▶ _Requirements_: Repeat each entry as written, dropping any picture you find.

··· Dataset excerpts ···

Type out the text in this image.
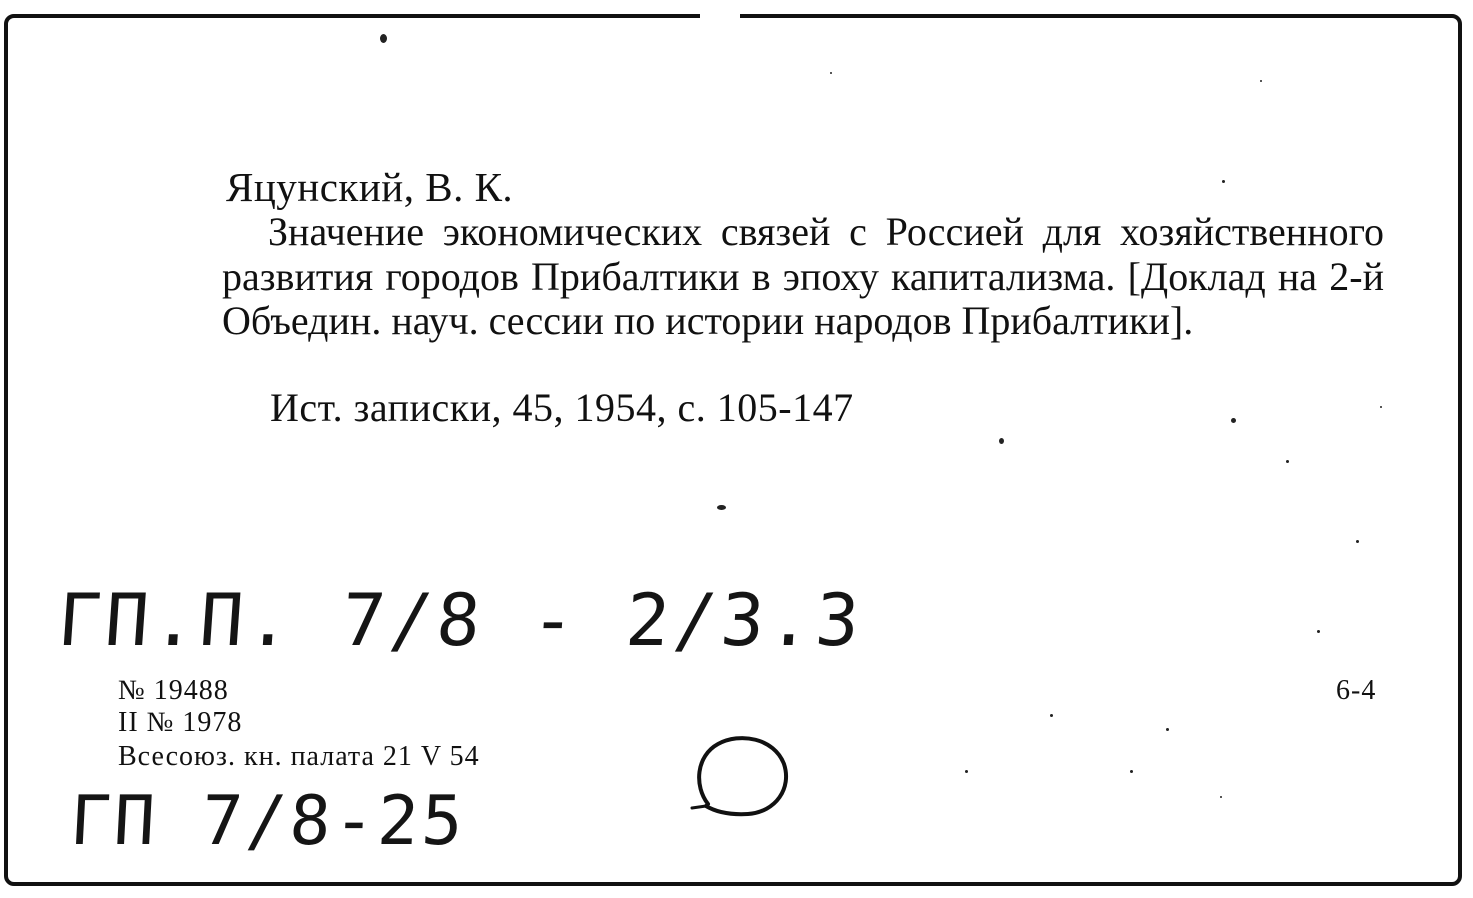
Яцунский, В. К.
Значение экономических связей с Россией для хозяйственного развития городов Прибалтики в эпоху капитализма. [Доклад на 2-й Объедин. науч. сессии по истории народов Прибалтики].
Ист. записки, 45, 1954, с. 105-147
ГП.П. 7/8 - 2/3.3
№ 19488
II № 1978
Всесоюз. кн. палата 21 V 54
6-4
ГП 7/8-25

···

▶ _Final result_:
Type out the text in this image.
Яцунский, В. К.
Значение экономических связей с Россией для хозяйственного развития городов Прибалтики в эпоху капитализма. [Доклад на 2-й Объедин. науч. сессии по истории народов Прибалтики].
Ист. записки, 45, 1954, с. 105-147
ГП.П. 7/8 - 2/3.3
№ 19488
II № 1978
Всесоюз. кн. палата 21 V 54
6-4
ГП 7/8-25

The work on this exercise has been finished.